# What to do:
Wherever "Доклада" appears in a line, list that line.

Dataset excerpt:
--------------------
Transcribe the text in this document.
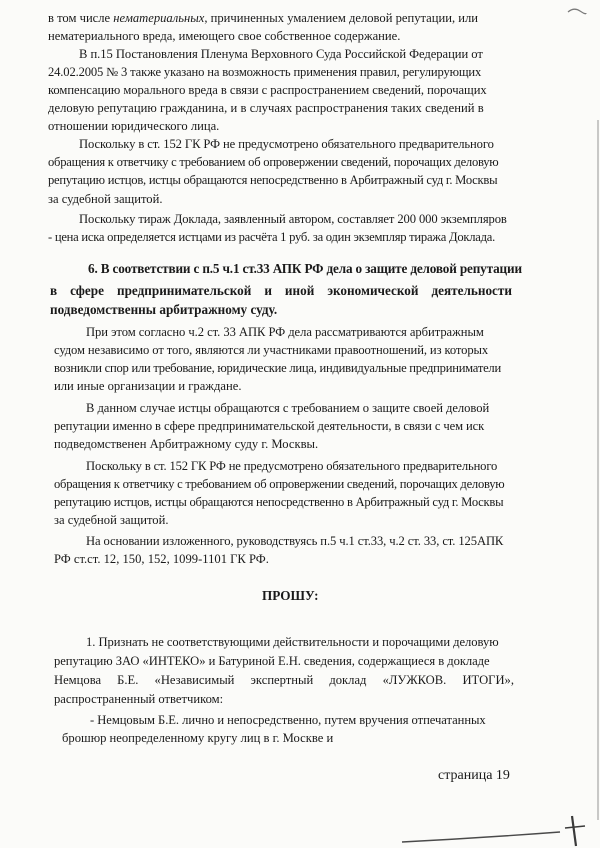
в том числе нематериальных, причиненных умалением деловой репутации, или
нематериального вреда, имеющего свое собственное содержание.
В п.15 Постановления Пленума Верховного Суда Российской Федерации от
24.02.2005 № 3 также указано на возможность применения правил, регулирующих
компенсацию морального вреда в связи с распространением сведений, порочащих
деловую репутацию гражданина, и в случаях распространения таких сведений в
отношении юридического лица.
Поскольку в ст. 152 ГК РФ не предусмотрено обязательного предварительного
обращения к ответчику с требованием об опровержении сведений, порочащих деловую
репутацию истцов, истцы обращаются непосредственно в Арбитражный суд г. Москвы
за судебной защитой.
Поскольку тираж Доклада, заявленный автором, составляет 200 000 экземпляров
- цена иска определяется истцами из расчёта 1 руб. за один экземпляр тиража Доклада.
6. В соответствии с п.5 ч.1 ст.33 АПК РФ дела о защите деловой репутации
в сфере предпринимательской и иной экономической деятельности
подведомственны арбитражному суду.
При этом согласно ч.2 ст. 33 АПК РФ дела рассматриваются арбитражным
судом независимо от того, являются ли участниками правоотношений, из которых
возникли спор или требование, юридические лица, индивидуальные предприниматели
или иные организации и граждане.
В данном случае истцы обращаются с требованием о защите своей деловой
репутации именно в сфере предпринимательской деятельности, в связи с чем иск
подведомственен Арбитражному суду г. Москвы.
Поскольку в ст. 152 ГК РФ не предусмотрено обязательного предварительного
обращения к ответчику с требованием об опровержении сведений, порочащих деловую
репутацию истцов, истцы обращаются непосредственно в Арбитражный суд г. Москвы
за судебной защитой.
На основании изложенного, руководствуясь п.5 ч.1 ст.33, ч.2 ст. 33, ст. 125АПК
РФ ст.ст. 12, 150, 152, 1099-1101 ГК РФ.
ПРОШУ:
1. Признать не соответствующими действительности и порочащими деловую
репутацию ЗАО «ИНТЕКО» и Батуриной Е.Н. сведения, содержащиеся в докладе
Немцова Б.Е. «Независимый экспертный доклад «ЛУЖКОВ. ИТОГИ»,
распространенный ответчиком:
- Немцовым Б.Е. лично и непосредственно, путем вручения отпечатанных
брошюр неопределенному кругу лиц в г. Москве и
страница 19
--------------------
# Written response:
Поскольку тираж Доклада, заявленный автором, составляет 200 000 экземпляров
- цена иска определяется истцами из расчёта 1 руб. за один экземпляр тиража Доклада.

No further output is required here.